### Data section

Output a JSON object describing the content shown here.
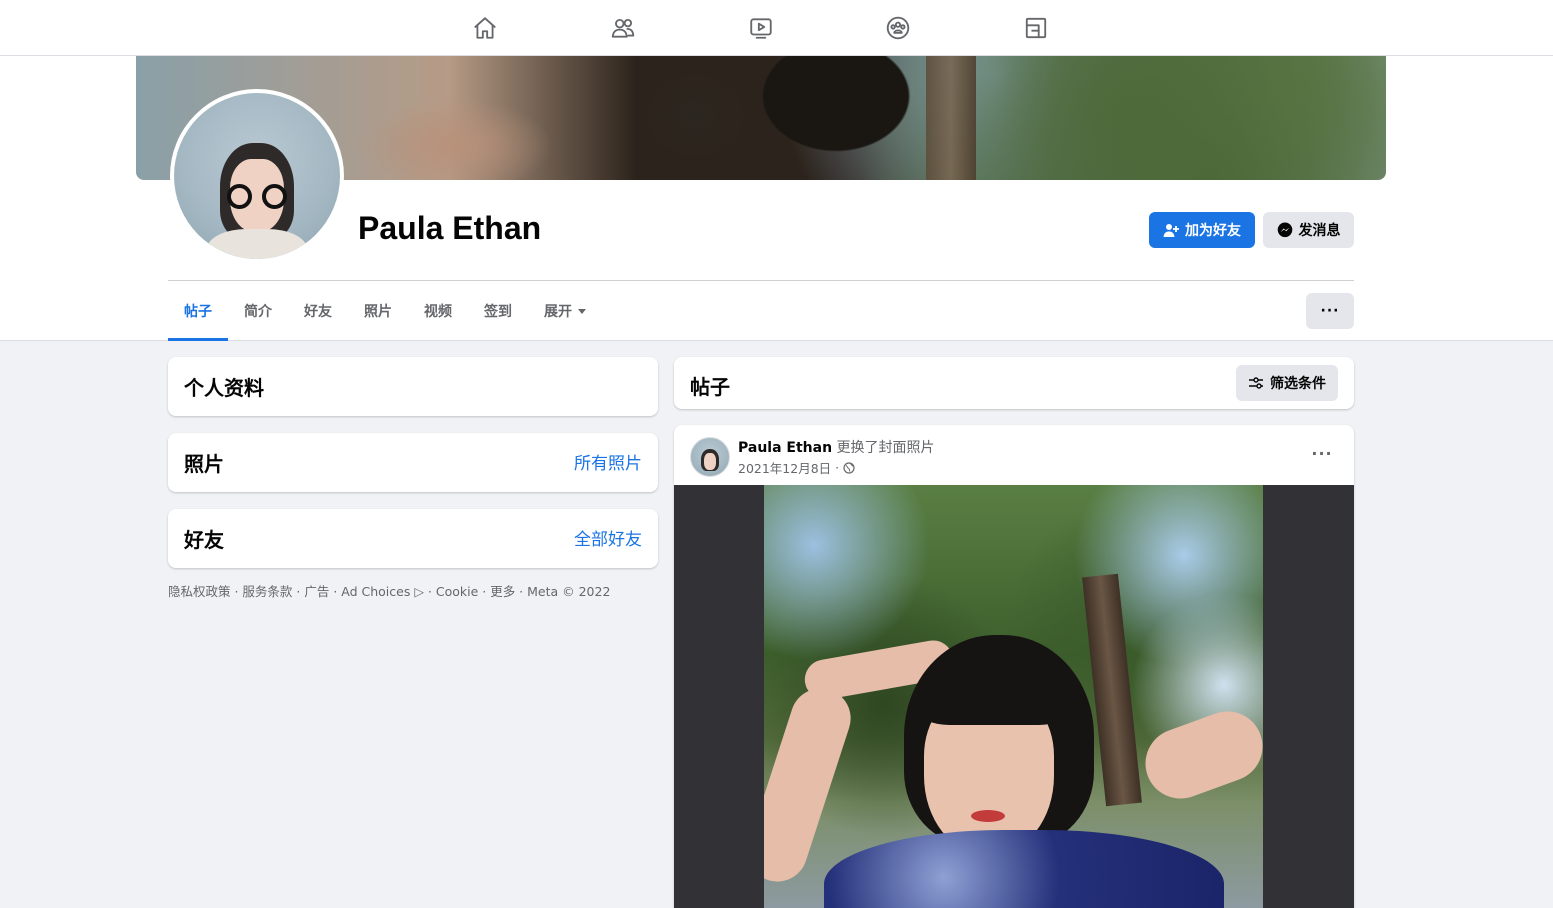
{
  "topnav": {
    "items": [
      {
        "name": "home",
        "icon": "home-icon"
      },
      {
        "name": "friends",
        "icon": "friends-icon"
      },
      {
        "name": "watch",
        "icon": "video-icon"
      },
      {
        "name": "groups",
        "icon": "groups-icon"
      },
      {
        "name": "gaming",
        "icon": "gaming-icon"
      }
    ]
  },
  "profile": {
    "name": "Paula Ethan",
    "add_friend_label": "加为好友",
    "message_label": "发消息"
  },
  "tabs": [
    {
      "label": "帖子",
      "active": true
    },
    {
      "label": "简介"
    },
    {
      "label": "好友"
    },
    {
      "label": "照片"
    },
    {
      "label": "视频"
    },
    {
      "label": "签到"
    },
    {
      "label": "展开"
    }
  ],
  "more_button": "···",
  "left": {
    "intro_title": "个人资料",
    "photos_title": "照片",
    "photos_link": "所有照片",
    "friends_title": "好友",
    "friends_link": "全部好友",
    "footer": "隐私权政策 · 服务条款 · 广告 · Ad Choices ▷ · Cookie · 更多 · Meta © 2022"
  },
  "posts": {
    "title": "帖子",
    "filter_label": "筛选条件",
    "post": {
      "author": "Paula Ethan",
      "action": "更换了封面照片",
      "date": "2021年12月8日",
      "separator": "·",
      "menu": "···"
    }
  },
  "colors": {
    "accent": "#1b74e4",
    "background": "#f0f2f5",
    "secondary_button": "#e4e6eb"
  }
}
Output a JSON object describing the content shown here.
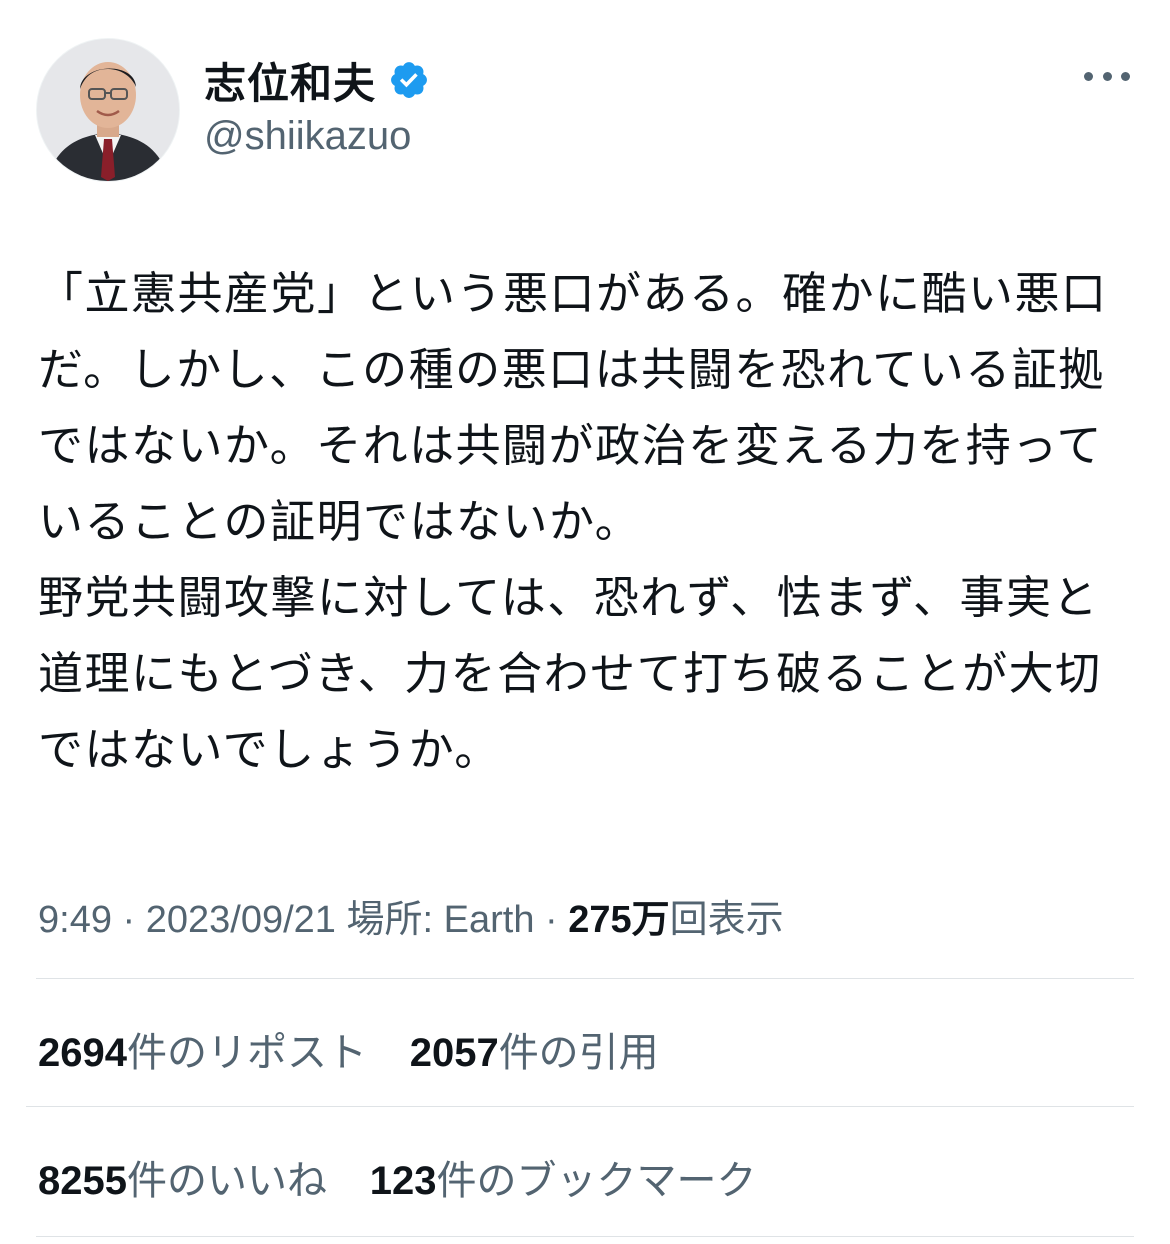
{
  "author": {
    "display_name": "志位和夫",
    "handle": "@shiikazuo",
    "verified_icon": "verified-badge-icon",
    "avatar_icon": "avatar-photo"
  },
  "menu": {
    "more_icon": "more-options-icon"
  },
  "tweet": {
    "text": "「立憲共産党」という悪口がある。確かに酷い悪口だ。しかし、この種の悪口は共闘を恐れている証拠ではないか。それは共闘が政治を変える力を持っていることの証明ではないか。\n野党共闘攻撃に対しては、恐れず、怯まず、事実と道理にもとづき、力を合わせて打ち破ることが大切ではないでしょうか。"
  },
  "meta": {
    "time": "9:49",
    "separator": " · ",
    "date": "2023/09/21",
    "location_label": "場所: ",
    "location": "Earth",
    "views_count": "275万",
    "views_label": "回表示"
  },
  "stats": {
    "reposts_count": "2694",
    "reposts_label": "件のリポスト",
    "quotes_count": "2057",
    "quotes_label": "件の引用",
    "likes_count": "8255",
    "likes_label": "件のいいね",
    "bookmarks_count": "123",
    "bookmarks_label": "件のブックマーク"
  },
  "colors": {
    "text_primary": "#0f1419",
    "text_secondary": "#536471",
    "verified_blue": "#1d9bf0",
    "divider": "#dfe3e6"
  }
}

######

> Work to be completed: Write out all the entries word for word, but skip any images.

> Result of the exercise:
Output a JSON object describing the content shown here.
{
  "topnav": {
    "items": [
      {
        "name": "home",
        "icon": "home-icon"
      },
      {
        "name": "friends",
        "icon": "friends-icon"
      },
      {
        "name": "watch",
        "icon": "video-icon"
      },
      {
        "name": "groups",
        "icon": "groups-icon"
      },
      {
        "name": "gaming",
        "icon": "gaming-icon"
      }
    ]
  },
  "profile": {
    "name": "Paula Ethan",
    "add_friend_label": "加为好友",
    "message_label": "发消息"
  },
  "tabs": [
    {
      "label": "帖子",
      "active": true
    },
    {
      "label": "简介"
    },
    {
      "label": "好友"
    },
    {
      "label": "照片"
    },
    {
      "label": "视频"
    },
    {
      "label": "签到"
    },
    {
      "label": "展开"
    }
  ],
  "more_button": "···",
  "left": {
    "intro_title": "个人资料",
    "photos_title": "照片",
    "photos_link": "所有照片",
    "friends_title": "好友",
    "friends_link": "全部好友",
    "footer": "隐私权政策 · 服务条款 · 广告 · Ad Choices ▷ · Cookie · 更多 · Meta © 2022"
  },
  "posts": {
    "title": "帖子",
    "filter_label": "筛选条件",
    "post": {
      "author": "Paula Ethan",
      "action": "更换了封面照片",
      "date": "2021年12月8日",
      "separator": "·",
      "menu": "···"
    }
  },
  "colors": {
    "accent": "#1b74e4",
    "background": "#f0f2f5",
    "secondary_button": "#e4e6eb"
  }
}
Output a JSON object describing the content shown here.
{
  "author": {
    "display_name": "志位和夫",
    "handle": "@shiikazuo",
    "verified_icon": "verified-badge-icon",
    "avatar_icon": "avatar-photo"
  },
  "menu": {
    "more_icon": "more-options-icon"
  },
  "tweet": {
    "text": "「立憲共産党」という悪口がある。確かに酷い悪口だ。しかし、この種の悪口は共闘を恐れている証拠ではないか。それは共闘が政治を変える力を持っていることの証明ではないか。\n野党共闘攻撃に対しては、恐れず、怯まず、事実と道理にもとづき、力を合わせて打ち破ることが大切ではないでしょうか。"
  },
  "meta": {
    "time": "9:49",
    "separator": " · ",
    "date": "2023/09/21",
    "location_label": "場所: ",
    "location": "Earth",
    "views_count": "275万",
    "views_label": "回表示"
  },
  "stats": {
    "reposts_count": "2694",
    "reposts_label": "件のリポスト",
    "quotes_count": "2057",
    "quotes_label": "件の引用",
    "likes_count": "8255",
    "likes_label": "件のいいね",
    "bookmarks_count": "123",
    "bookmarks_label": "件のブックマーク"
  },
  "colors": {
    "text_primary": "#0f1419",
    "text_secondary": "#536471",
    "verified_blue": "#1d9bf0",
    "divider": "#dfe3e6"
  }
}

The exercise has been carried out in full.